>> BEGIN Data excerpts
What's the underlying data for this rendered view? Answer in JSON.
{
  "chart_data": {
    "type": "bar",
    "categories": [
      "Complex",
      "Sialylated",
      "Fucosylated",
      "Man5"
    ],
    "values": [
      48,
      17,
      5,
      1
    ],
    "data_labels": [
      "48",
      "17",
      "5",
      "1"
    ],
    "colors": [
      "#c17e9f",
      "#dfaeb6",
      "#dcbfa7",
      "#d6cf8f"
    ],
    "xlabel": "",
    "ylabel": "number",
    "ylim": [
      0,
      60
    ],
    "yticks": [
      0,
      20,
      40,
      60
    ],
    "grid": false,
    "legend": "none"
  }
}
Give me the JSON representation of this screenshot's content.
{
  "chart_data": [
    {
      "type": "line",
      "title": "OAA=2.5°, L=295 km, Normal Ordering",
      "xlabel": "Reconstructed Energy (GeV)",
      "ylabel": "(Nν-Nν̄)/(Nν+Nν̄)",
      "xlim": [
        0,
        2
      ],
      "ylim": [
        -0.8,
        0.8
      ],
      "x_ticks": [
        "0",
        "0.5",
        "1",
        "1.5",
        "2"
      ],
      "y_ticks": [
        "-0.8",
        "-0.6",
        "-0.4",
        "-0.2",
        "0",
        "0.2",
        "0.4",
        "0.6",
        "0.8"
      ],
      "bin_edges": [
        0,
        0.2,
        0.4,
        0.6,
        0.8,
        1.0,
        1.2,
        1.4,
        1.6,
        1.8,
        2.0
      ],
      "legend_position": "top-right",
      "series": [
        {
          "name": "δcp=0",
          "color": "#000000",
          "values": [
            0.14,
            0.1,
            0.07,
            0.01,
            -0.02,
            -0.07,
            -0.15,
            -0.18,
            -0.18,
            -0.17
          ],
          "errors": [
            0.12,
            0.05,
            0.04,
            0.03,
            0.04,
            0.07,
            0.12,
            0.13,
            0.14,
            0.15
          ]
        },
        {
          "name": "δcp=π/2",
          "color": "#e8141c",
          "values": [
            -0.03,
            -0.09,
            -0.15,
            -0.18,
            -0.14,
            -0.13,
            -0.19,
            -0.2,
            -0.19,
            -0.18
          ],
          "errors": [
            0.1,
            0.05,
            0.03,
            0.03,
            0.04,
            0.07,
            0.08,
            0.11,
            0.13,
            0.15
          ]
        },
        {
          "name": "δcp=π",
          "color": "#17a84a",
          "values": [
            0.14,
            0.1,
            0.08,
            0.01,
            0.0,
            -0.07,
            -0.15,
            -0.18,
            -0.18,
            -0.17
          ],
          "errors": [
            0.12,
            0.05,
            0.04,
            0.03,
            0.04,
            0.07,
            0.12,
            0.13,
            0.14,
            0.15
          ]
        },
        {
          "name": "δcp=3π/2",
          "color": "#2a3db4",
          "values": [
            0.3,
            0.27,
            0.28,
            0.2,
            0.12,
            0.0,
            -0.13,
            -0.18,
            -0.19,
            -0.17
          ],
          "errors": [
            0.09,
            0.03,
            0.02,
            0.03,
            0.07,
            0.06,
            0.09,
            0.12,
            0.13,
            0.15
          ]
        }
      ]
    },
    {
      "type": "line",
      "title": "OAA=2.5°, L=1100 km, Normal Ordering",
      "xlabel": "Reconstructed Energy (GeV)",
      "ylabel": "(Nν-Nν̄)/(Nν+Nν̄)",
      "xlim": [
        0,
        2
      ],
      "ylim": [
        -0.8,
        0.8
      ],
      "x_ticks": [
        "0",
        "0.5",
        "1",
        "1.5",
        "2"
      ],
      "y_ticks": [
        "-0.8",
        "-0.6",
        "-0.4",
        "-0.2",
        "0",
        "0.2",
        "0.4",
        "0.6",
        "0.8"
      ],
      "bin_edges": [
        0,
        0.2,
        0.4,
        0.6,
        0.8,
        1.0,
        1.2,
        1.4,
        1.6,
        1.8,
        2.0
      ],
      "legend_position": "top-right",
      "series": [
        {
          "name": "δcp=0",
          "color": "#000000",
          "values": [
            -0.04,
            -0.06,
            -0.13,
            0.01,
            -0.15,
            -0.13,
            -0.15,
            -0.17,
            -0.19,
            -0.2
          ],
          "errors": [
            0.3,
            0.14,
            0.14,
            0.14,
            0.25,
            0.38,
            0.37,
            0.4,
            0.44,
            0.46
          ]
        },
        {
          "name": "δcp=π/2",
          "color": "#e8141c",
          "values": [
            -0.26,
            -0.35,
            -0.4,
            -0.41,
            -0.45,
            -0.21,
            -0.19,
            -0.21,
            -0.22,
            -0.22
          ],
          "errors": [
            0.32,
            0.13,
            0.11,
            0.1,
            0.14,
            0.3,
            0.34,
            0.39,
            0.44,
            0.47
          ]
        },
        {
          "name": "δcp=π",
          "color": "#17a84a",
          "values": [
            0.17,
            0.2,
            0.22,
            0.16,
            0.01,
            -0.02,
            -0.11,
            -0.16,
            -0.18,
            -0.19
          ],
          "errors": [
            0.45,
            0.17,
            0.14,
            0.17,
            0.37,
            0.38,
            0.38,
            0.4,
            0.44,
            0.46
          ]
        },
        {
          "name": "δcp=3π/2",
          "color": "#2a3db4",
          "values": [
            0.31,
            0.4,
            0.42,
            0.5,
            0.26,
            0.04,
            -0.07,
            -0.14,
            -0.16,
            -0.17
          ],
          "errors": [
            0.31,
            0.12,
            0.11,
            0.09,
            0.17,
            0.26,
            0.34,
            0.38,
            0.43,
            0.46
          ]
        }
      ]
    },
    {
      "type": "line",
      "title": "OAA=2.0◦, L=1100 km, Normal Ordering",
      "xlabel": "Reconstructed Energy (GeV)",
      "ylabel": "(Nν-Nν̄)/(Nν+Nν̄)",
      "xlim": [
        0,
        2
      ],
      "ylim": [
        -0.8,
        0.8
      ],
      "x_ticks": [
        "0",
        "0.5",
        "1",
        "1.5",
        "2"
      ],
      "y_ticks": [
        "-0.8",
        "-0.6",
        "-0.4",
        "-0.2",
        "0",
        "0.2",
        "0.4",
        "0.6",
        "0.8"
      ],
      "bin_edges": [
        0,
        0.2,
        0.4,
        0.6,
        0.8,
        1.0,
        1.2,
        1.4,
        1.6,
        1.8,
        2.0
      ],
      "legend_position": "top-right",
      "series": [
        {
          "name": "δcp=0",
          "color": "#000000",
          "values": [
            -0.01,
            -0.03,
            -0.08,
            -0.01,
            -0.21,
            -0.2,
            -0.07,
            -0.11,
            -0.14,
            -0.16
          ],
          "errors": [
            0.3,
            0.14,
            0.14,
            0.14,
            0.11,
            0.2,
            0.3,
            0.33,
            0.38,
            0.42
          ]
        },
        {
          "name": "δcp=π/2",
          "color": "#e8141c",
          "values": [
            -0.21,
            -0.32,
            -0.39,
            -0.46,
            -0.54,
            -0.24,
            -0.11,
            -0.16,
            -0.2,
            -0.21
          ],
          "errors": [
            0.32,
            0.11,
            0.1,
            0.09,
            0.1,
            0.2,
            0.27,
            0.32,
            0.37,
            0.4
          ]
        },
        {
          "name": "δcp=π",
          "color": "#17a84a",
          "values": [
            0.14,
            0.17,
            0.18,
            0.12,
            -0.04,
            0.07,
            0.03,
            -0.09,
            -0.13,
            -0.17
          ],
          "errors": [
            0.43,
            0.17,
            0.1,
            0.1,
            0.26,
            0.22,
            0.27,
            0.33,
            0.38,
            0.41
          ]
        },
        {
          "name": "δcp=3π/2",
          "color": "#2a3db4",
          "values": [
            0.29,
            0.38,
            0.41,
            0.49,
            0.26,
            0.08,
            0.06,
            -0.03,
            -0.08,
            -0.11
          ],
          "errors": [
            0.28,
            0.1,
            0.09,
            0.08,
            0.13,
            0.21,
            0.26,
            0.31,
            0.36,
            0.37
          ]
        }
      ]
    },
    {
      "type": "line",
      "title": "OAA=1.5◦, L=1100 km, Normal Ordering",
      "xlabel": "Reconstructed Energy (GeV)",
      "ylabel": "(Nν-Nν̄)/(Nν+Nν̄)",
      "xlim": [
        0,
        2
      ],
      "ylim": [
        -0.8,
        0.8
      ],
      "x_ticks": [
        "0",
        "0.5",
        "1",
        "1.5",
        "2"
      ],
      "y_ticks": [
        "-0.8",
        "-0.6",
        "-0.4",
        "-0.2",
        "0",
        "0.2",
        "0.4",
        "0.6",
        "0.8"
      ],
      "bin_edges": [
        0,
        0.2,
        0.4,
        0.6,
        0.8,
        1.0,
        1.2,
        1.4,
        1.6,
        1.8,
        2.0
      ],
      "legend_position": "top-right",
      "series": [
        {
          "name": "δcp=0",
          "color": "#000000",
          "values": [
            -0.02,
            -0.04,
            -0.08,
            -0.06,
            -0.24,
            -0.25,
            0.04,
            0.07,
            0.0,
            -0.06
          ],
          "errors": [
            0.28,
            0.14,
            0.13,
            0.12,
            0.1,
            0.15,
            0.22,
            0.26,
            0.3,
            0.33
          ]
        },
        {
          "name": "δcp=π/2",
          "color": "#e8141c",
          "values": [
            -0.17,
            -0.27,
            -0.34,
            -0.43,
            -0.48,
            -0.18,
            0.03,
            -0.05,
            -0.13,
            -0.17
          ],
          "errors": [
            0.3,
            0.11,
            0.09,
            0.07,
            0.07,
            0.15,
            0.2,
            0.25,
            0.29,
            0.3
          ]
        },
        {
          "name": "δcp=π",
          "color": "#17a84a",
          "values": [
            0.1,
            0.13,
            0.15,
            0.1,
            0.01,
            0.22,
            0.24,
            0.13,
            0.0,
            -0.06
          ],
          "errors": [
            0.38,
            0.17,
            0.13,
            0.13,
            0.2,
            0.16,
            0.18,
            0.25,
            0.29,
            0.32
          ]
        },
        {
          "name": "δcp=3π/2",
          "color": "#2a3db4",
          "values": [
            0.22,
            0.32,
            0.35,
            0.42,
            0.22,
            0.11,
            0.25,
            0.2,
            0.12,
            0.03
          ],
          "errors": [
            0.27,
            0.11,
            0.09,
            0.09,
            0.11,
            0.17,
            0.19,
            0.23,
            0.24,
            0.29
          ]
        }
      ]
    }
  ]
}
>> END Data excerpts
* **Exercise**
Among the lines of the data, identify those with the word "Normal". Copy each of them.

* **Answer to the problem**
      "title": "OAA=2.5°, L=295 km, Normal Ordering",
      "title": "OAA=2.5°, L=1100 km, Normal Ordering",
      "title": "OAA=2.0◦, L=1100 km, Normal Ordering",
      "title": "OAA=1.5◦, L=1100 km, Normal Ordering",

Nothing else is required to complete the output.